- [Problem details]: Scan the data. Collect each line that contains the word "subtitle".

──────── Dataset extract

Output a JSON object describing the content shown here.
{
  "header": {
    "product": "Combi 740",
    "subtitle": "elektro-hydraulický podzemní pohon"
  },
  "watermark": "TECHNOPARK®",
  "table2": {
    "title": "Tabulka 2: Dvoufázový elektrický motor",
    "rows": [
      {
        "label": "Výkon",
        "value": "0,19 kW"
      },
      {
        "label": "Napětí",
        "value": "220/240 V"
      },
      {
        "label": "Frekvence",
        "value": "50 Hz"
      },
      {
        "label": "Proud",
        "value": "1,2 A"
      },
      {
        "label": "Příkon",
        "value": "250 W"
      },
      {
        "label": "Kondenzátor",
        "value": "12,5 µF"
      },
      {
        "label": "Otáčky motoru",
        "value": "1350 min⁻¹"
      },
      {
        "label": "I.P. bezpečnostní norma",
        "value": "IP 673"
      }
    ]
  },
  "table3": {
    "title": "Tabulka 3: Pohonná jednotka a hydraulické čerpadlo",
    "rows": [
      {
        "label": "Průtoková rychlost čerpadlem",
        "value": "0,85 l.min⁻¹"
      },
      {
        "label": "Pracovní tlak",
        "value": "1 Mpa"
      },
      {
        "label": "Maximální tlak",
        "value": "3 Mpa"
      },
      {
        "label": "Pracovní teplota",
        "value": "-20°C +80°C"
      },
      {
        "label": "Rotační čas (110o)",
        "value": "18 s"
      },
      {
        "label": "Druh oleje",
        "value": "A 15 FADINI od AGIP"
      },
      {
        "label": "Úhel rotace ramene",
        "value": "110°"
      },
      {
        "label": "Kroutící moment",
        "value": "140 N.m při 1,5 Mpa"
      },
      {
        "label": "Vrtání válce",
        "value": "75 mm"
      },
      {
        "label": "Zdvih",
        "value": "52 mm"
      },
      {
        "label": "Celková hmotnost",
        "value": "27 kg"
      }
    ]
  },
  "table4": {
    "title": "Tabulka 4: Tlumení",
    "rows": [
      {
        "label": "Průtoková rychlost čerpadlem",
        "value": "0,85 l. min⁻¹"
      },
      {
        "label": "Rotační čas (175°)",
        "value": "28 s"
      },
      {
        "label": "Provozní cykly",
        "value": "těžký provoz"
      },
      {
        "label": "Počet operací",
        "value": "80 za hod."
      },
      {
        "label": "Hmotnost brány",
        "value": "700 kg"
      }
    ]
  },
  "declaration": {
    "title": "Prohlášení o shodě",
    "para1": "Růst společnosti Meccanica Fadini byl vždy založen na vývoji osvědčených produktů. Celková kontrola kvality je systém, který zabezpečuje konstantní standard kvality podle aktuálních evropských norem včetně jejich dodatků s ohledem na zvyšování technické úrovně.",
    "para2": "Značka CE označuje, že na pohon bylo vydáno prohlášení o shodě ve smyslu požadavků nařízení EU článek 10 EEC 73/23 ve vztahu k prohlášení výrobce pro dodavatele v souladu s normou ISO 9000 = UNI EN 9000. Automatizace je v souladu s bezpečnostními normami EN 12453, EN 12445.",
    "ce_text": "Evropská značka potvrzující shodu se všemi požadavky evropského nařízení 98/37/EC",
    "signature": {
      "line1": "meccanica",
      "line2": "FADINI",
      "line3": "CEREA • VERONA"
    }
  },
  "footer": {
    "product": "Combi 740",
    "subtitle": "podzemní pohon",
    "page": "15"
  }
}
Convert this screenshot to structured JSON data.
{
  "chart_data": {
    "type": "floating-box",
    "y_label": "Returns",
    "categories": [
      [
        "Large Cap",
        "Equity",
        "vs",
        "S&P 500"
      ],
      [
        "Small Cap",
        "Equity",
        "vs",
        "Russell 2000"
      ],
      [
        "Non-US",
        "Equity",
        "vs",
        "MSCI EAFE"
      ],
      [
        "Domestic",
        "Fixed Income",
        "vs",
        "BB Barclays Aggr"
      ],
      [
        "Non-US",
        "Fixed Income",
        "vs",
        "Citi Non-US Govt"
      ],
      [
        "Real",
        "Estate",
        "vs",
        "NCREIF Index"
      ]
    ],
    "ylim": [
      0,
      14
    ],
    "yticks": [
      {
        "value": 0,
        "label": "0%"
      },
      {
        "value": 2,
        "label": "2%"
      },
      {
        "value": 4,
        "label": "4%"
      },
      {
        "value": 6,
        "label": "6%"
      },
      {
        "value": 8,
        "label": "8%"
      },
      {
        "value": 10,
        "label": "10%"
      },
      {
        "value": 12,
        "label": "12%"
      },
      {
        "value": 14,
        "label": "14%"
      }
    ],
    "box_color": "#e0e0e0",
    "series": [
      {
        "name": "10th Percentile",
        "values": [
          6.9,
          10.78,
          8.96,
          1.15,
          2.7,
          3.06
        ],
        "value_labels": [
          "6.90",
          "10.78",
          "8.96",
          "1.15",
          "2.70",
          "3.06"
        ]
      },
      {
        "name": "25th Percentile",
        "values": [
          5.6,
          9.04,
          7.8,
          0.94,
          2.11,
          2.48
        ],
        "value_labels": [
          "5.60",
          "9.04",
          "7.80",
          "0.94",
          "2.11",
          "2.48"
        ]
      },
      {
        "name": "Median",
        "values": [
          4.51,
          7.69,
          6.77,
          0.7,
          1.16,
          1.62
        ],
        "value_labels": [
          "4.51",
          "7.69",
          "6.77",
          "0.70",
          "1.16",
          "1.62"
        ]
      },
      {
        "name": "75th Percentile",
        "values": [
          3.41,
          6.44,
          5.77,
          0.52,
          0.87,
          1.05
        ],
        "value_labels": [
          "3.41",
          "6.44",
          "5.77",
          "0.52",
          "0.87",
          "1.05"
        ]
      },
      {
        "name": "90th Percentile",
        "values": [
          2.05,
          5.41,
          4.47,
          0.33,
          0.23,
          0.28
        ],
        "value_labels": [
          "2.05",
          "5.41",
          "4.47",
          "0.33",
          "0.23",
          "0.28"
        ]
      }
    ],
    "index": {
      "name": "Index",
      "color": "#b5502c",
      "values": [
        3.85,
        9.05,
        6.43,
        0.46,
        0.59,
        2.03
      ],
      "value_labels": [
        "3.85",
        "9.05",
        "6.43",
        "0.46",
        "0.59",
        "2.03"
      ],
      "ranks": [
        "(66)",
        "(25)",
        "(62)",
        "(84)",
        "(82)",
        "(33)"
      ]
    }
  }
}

────────────────

- [Solution]:
    "subtitle": "elektro-hydraulický podzemní pohon"
    "subtitle": "podzemní pohon",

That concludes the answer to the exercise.